== Task requirements ==
Repeat each line exactly as it is written.
┄┄┄┄┄┄
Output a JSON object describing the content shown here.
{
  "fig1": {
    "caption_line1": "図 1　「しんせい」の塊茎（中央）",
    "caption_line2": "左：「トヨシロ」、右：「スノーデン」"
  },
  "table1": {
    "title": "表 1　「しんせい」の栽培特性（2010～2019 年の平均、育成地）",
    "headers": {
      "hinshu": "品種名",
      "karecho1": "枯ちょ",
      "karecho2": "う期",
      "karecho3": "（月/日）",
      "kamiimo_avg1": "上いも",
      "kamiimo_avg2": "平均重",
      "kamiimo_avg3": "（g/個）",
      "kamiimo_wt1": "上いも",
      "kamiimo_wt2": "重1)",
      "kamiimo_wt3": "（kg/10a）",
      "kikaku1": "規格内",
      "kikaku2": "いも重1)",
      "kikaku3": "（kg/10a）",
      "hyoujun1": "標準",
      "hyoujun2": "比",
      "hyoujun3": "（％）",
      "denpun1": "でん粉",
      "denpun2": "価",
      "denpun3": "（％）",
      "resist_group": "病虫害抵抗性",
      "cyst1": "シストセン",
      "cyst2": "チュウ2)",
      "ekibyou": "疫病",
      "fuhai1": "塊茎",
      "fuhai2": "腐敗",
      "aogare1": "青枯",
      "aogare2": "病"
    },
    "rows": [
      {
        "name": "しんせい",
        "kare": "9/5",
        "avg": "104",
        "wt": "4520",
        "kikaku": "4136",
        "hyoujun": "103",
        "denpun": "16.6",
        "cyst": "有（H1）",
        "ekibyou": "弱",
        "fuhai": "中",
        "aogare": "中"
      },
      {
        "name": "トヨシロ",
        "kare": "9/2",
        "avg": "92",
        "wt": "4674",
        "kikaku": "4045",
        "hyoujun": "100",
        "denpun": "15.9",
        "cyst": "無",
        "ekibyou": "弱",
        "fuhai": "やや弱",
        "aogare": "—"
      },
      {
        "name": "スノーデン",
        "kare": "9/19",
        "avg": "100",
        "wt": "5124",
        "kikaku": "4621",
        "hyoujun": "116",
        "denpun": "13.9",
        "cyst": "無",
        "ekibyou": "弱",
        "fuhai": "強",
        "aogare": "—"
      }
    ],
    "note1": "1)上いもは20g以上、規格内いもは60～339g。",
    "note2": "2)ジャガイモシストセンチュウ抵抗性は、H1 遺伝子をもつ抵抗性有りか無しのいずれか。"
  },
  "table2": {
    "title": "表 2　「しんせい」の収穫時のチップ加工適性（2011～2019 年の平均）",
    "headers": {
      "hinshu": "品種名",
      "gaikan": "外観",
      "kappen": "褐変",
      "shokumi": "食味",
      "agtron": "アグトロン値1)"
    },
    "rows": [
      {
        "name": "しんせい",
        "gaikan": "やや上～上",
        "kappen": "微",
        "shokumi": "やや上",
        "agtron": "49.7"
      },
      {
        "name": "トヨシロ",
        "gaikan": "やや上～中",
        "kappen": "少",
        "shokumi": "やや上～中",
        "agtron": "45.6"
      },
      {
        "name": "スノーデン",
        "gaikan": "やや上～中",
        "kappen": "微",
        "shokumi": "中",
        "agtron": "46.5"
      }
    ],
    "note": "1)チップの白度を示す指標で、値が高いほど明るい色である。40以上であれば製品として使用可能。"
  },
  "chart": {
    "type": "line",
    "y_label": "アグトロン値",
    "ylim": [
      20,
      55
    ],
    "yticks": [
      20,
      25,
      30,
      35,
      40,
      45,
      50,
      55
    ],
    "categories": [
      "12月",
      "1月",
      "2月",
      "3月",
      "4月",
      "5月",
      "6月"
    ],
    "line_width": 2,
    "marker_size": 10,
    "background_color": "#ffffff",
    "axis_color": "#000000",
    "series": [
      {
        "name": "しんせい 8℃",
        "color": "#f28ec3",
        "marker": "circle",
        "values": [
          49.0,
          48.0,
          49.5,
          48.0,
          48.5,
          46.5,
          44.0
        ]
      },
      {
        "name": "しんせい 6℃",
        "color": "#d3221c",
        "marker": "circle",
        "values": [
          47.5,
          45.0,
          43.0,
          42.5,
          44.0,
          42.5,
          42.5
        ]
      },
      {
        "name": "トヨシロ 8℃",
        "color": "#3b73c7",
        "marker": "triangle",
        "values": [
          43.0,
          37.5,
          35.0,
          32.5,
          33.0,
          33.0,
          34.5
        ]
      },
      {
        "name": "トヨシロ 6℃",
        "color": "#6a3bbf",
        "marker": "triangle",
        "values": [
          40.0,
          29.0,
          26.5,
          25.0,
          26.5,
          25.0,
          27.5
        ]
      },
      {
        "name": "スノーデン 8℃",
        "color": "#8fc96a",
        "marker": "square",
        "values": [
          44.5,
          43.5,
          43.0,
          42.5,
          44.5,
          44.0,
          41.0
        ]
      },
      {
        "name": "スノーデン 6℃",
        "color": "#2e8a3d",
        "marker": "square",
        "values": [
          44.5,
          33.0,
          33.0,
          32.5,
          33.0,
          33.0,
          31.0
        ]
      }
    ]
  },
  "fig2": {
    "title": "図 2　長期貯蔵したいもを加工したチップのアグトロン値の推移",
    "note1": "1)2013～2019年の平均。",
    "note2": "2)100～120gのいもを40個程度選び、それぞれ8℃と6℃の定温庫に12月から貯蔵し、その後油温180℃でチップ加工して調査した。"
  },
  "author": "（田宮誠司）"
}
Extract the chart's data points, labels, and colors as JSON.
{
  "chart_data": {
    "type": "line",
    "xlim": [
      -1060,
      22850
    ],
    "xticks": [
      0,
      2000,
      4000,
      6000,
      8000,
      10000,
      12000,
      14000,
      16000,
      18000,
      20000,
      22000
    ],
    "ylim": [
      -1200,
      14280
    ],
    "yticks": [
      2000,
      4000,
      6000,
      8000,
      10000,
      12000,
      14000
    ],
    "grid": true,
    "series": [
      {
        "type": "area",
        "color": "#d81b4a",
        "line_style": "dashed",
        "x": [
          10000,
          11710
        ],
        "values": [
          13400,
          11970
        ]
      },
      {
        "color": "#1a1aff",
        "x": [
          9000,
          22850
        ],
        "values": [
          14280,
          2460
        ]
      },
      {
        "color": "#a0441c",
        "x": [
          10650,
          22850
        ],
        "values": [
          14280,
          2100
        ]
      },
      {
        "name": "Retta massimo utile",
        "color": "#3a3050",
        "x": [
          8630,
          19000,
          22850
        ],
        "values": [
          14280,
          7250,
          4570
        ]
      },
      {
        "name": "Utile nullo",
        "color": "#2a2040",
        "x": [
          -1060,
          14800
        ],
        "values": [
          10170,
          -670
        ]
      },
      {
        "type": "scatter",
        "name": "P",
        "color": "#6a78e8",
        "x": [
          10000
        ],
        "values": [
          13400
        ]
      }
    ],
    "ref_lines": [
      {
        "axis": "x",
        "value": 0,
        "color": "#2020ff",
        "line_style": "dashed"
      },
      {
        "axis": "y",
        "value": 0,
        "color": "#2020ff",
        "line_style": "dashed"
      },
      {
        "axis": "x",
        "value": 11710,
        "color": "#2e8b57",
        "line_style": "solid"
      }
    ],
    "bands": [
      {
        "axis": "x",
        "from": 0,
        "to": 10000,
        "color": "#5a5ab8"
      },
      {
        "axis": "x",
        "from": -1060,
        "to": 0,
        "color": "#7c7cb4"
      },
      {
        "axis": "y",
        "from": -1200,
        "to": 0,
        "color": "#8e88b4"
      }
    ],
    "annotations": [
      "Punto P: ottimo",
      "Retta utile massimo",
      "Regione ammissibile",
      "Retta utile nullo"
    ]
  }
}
┄┄┄┄┄┄
== Solution for this task ==
Output a JSON object describing the content shown here.
{
  "fig1": {
    "caption_line1": "図 1　「しんせい」の塊茎（中央）",
    "caption_line2": "左：「トヨシロ」、右：「スノーデン」"
  },
  "table1": {
    "title": "表 1　「しんせい」の栽培特性（2010～2019 年の平均、育成地）",
    "headers": {
      "hinshu": "品種名",
      "karecho1": "枯ちょ",
      "karecho2": "う期",
      "karecho3": "（月/日）",
      "kamiimo_avg1": "上いも",
      "kamiimo_avg2": "平均重",
      "kamiimo_avg3": "（g/個）",
      "kamiimo_wt1": "上いも",
      "kamiimo_wt2": "重1)",
      "kamiimo_wt3": "（kg/10a）",
      "kikaku1": "規格内",
      "kikaku2": "いも重1)",
      "kikaku3": "（kg/10a）",
      "hyoujun1": "標準",
      "hyoujun2": "比",
      "hyoujun3": "（％）",
      "denpun1": "でん粉",
      "denpun2": "価",
      "denpun3": "（％）",
      "resist_group": "病虫害抵抗性",
      "cyst1": "シストセン",
      "cyst2": "チュウ2)",
      "ekibyou": "疫病",
      "fuhai1": "塊茎",
      "fuhai2": "腐敗",
      "aogare1": "青枯",
      "aogare2": "病"
    },
    "rows": [
      {
        "name": "しんせい",
        "kare": "9/5",
        "avg": "104",
        "wt": "4520",
        "kikaku": "4136",
        "hyoujun": "103",
        "denpun": "16.6",
        "cyst": "有（H1）",
        "ekibyou": "弱",
        "fuhai": "中",
        "aogare": "中"
      },
      {
        "name": "トヨシロ",
        "kare": "9/2",
        "avg": "92",
        "wt": "4674",
        "kikaku": "4045",
        "hyoujun": "100",
        "denpun": "15.9",
        "cyst": "無",
        "ekibyou": "弱",
        "fuhai": "やや弱",
        "aogare": "—"
      },
      {
        "name": "スノーデン",
        "kare": "9/19",
        "avg": "100",
        "wt": "5124",
        "kikaku": "4621",
        "hyoujun": "116",
        "denpun": "13.9",
        "cyst": "無",
        "ekibyou": "弱",
        "fuhai": "強",
        "aogare": "—"
      }
    ],
    "note1": "1)上いもは20g以上、規格内いもは60～339g。",
    "note2": "2)ジャガイモシストセンチュウ抵抗性は、H1 遺伝子をもつ抵抗性有りか無しのいずれか。"
  },
  "table2": {
    "title": "表 2　「しんせい」の収穫時のチップ加工適性（2011～2019 年の平均）",
    "headers": {
      "hinshu": "品種名",
      "gaikan": "外観",
      "kappen": "褐変",
      "shokumi": "食味",
      "agtron": "アグトロン値1)"
    },
    "rows": [
      {
        "name": "しんせい",
        "gaikan": "やや上～上",
        "kappen": "微",
        "shokumi": "やや上",
        "agtron": "49.7"
      },
      {
        "name": "トヨシロ",
        "gaikan": "やや上～中",
        "kappen": "少",
        "shokumi": "やや上～中",
        "agtron": "45.6"
      },
      {
        "name": "スノーデン",
        "gaikan": "やや上～中",
        "kappen": "微",
        "shokumi": "中",
        "agtron": "46.5"
      }
    ],
    "note": "1)チップの白度を示す指標で、値が高いほど明るい色である。40以上であれば製品として使用可能。"
  },
  "chart": {
    "type": "line",
    "y_label": "アグトロン値",
    "ylim": [
      20,
      55
    ],
    "yticks": [
      20,
      25,
      30,
      35,
      40,
      45,
      50,
      55
    ],
    "categories": [
      "12月",
      "1月",
      "2月",
      "3月",
      "4月",
      "5月",
      "6月"
    ],
    "line_width": 2,
    "marker_size": 10,
    "background_color": "#ffffff",
    "axis_color": "#000000",
    "series": [
      {
        "name": "しんせい 8℃",
        "color": "#f28ec3",
        "marker": "circle",
        "values": [
          49.0,
          48.0,
          49.5,
          48.0,
          48.5,
          46.5,
          44.0
        ]
      },
      {
        "name": "しんせい 6℃",
        "color": "#d3221c",
        "marker": "circle",
        "values": [
          47.5,
          45.0,
          43.0,
          42.5,
          44.0,
          42.5,
          42.5
        ]
      },
      {
        "name": "トヨシロ 8℃",
        "color": "#3b73c7",
        "marker": "triangle",
        "values": [
          43.0,
          37.5,
          35.0,
          32.5,
          33.0,
          33.0,
          34.5
        ]
      },
      {
        "name": "トヨシロ 6℃",
        "color": "#6a3bbf",
        "marker": "triangle",
        "values": [
          40.0,
          29.0,
          26.5,
          25.0,
          26.5,
          25.0,
          27.5
        ]
      },
      {
        "name": "スノーデン 8℃",
        "color": "#8fc96a",
        "marker": "square",
        "values": [
          44.5,
          43.5,
          43.0,
          42.5,
          44.5,
          44.0,
          41.0
        ]
      },
      {
        "name": "スノーデン 6℃",
        "color": "#2e8a3d",
        "marker": "square",
        "values": [
          44.5,
          33.0,
          33.0,
          32.5,
          33.0,
          33.0,
          31.0
        ]
      }
    ]
  },
  "fig2": {
    "title": "図 2　長期貯蔵したいもを加工したチップのアグトロン値の推移",
    "note1": "1)2013～2019年の平均。",
    "note2": "2)100～120gのいもを40個程度選び、それぞれ8℃と6℃の定温庫に12月から貯蔵し、その後油温180℃でチップ加工して調査した。"
  },
  "author": "（田宮誠司）"
}
Extract the chart's data points, labels, and colors as JSON.
{
  "chart_data": {
    "type": "line",
    "xlim": [
      -1060,
      22850
    ],
    "xticks": [
      0,
      2000,
      4000,
      6000,
      8000,
      10000,
      12000,
      14000,
      16000,
      18000,
      20000,
      22000
    ],
    "ylim": [
      -1200,
      14280
    ],
    "yticks": [
      2000,
      4000,
      6000,
      8000,
      10000,
      12000,
      14000
    ],
    "grid": true,
    "series": [
      {
        "type": "area",
        "color": "#d81b4a",
        "line_style": "dashed",
        "x": [
          10000,
          11710
        ],
        "values": [
          13400,
          11970
        ]
      },
      {
        "color": "#1a1aff",
        "x": [
          9000,
          22850
        ],
        "values": [
          14280,
          2460
        ]
      },
      {
        "color": "#a0441c",
        "x": [
          10650,
          22850
        ],
        "values": [
          14280,
          2100
        ]
      },
      {
        "name": "Retta massimo utile",
        "color": "#3a3050",
        "x": [
          8630,
          19000,
          22850
        ],
        "values": [
          14280,
          7250,
          4570
        ]
      },
      {
        "name": "Utile nullo",
        "color": "#2a2040",
        "x": [
          -1060,
          14800
        ],
        "values": [
          10170,
          -670
        ]
      },
      {
        "type": "scatter",
        "name": "P",
        "color": "#6a78e8",
        "x": [
          10000
        ],
        "values": [
          13400
        ]
      }
    ],
    "ref_lines": [
      {
        "axis": "x",
        "value": 0,
        "color": "#2020ff",
        "line_style": "dashed"
      },
      {
        "axis": "y",
        "value": 0,
        "color": "#2020ff",
        "line_style": "dashed"
      },
      {
        "axis": "x",
        "value": 11710,
        "color": "#2e8b57",
        "line_style": "solid"
      }
    ],
    "bands": [
      {
        "axis": "x",
        "from": 0,
        "to": 10000,
        "color": "#5a5ab8"
      },
      {
        "axis": "x",
        "from": -1060,
        "to": 0,
        "color": "#7c7cb4"
      },
      {
        "axis": "y",
        "from": -1200,
        "to": 0,
        "color": "#8e88b4"
      }
    ],
    "annotations": [
      "Punto P: ottimo",
      "Retta utile massimo",
      "Regione ammissibile",
      "Retta utile nullo"
    ]
  }
}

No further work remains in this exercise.